* Data records:
══════════════════════════════
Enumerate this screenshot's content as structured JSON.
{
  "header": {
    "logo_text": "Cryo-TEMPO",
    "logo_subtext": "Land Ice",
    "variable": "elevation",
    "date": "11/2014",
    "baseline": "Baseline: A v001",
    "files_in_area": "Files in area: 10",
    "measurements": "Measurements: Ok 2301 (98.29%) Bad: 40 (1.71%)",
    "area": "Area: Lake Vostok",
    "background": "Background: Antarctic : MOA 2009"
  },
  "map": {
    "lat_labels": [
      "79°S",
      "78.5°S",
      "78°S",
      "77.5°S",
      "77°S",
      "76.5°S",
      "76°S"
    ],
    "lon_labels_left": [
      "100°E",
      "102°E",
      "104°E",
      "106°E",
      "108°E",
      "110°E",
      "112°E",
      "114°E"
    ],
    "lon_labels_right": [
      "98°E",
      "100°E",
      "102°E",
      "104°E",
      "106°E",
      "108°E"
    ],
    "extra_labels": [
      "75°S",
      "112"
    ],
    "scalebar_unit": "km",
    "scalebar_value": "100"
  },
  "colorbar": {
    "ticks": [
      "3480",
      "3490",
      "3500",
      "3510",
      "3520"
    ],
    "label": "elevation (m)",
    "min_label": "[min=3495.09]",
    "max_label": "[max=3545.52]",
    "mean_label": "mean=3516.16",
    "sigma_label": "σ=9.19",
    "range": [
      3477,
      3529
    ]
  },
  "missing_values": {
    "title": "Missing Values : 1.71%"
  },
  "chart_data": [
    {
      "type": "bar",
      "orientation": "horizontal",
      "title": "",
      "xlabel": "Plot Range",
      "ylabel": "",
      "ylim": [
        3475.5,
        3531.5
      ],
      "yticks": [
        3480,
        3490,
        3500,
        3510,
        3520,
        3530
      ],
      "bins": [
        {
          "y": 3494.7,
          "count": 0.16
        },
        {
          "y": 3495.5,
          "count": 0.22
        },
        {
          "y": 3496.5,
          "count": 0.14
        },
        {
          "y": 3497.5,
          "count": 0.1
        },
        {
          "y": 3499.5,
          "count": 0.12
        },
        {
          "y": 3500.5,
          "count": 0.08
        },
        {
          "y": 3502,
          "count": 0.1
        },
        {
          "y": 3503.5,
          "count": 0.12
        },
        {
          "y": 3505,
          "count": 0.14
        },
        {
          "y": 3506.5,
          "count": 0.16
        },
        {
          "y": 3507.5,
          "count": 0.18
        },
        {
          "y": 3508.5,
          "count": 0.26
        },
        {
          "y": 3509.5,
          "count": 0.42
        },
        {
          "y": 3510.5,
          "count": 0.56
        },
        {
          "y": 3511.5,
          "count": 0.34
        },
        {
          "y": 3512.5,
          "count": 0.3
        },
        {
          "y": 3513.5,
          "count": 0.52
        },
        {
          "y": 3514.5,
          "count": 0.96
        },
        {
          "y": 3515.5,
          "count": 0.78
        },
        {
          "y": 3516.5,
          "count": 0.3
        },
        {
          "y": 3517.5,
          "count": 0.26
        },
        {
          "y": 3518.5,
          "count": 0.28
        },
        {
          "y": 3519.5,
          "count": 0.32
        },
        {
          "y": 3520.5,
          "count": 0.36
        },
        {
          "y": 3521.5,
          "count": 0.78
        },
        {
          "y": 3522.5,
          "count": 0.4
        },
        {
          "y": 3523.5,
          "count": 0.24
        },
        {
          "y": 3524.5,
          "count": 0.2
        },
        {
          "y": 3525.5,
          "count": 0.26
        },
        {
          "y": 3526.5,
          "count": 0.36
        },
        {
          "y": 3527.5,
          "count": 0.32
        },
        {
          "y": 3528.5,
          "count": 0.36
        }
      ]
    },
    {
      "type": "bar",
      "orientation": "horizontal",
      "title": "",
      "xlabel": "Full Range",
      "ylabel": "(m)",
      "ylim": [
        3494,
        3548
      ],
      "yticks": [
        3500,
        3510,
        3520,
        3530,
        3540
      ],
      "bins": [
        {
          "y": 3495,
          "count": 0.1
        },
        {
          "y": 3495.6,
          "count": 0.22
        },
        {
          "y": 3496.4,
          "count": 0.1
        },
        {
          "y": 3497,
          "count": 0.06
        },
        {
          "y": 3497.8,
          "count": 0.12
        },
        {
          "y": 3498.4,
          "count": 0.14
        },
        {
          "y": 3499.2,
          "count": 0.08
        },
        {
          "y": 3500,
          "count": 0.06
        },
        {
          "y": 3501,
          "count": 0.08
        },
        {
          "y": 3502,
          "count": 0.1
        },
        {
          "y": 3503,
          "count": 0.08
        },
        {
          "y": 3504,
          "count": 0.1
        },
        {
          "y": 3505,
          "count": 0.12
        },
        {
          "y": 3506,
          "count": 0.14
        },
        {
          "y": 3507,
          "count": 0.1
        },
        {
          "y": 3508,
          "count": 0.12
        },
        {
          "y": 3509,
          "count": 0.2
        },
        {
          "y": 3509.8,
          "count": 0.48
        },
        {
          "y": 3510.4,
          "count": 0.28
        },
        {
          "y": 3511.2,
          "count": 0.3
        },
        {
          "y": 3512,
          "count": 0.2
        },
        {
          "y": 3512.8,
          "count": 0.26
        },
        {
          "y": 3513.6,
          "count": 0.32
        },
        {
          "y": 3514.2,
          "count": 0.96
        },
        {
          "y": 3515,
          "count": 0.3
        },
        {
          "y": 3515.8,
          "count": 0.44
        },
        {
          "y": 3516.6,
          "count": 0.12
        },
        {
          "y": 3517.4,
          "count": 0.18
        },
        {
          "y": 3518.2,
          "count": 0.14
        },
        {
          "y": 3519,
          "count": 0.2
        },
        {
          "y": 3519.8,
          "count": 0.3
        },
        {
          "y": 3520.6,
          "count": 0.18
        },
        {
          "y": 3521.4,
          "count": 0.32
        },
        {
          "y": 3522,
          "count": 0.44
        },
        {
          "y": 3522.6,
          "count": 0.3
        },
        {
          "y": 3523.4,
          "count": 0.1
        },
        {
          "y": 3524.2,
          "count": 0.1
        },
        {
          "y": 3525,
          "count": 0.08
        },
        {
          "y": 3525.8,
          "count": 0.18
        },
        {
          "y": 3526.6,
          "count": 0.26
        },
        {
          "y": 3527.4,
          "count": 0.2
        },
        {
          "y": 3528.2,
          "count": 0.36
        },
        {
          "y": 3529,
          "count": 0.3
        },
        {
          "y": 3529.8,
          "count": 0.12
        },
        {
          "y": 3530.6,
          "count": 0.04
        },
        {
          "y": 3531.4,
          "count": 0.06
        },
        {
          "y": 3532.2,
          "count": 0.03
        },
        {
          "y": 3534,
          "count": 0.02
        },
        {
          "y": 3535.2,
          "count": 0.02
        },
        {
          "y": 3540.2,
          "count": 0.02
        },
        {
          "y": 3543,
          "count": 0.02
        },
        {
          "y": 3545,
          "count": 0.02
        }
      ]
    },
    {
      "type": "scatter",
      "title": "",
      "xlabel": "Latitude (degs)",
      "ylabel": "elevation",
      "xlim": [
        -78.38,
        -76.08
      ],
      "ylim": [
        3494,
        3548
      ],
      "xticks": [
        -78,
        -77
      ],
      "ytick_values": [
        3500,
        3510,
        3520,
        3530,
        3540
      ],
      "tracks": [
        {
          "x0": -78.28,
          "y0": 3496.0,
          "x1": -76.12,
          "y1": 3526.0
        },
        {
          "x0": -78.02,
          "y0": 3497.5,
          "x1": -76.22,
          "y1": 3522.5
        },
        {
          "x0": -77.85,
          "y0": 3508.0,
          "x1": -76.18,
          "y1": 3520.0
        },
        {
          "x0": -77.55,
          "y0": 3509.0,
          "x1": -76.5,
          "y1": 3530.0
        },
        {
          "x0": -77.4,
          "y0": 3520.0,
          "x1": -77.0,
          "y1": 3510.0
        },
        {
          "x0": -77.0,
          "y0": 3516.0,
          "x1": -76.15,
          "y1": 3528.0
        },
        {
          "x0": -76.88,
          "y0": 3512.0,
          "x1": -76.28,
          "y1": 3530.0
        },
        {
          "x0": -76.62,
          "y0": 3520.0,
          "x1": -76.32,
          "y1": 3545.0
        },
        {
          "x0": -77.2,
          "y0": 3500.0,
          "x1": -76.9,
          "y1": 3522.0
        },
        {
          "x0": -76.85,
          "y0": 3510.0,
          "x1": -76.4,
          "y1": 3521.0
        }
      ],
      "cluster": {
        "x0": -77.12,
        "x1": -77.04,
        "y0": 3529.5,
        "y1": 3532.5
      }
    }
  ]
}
══════════════════════════════
Count how many lines of the listing above include "area" and report that number alone.

2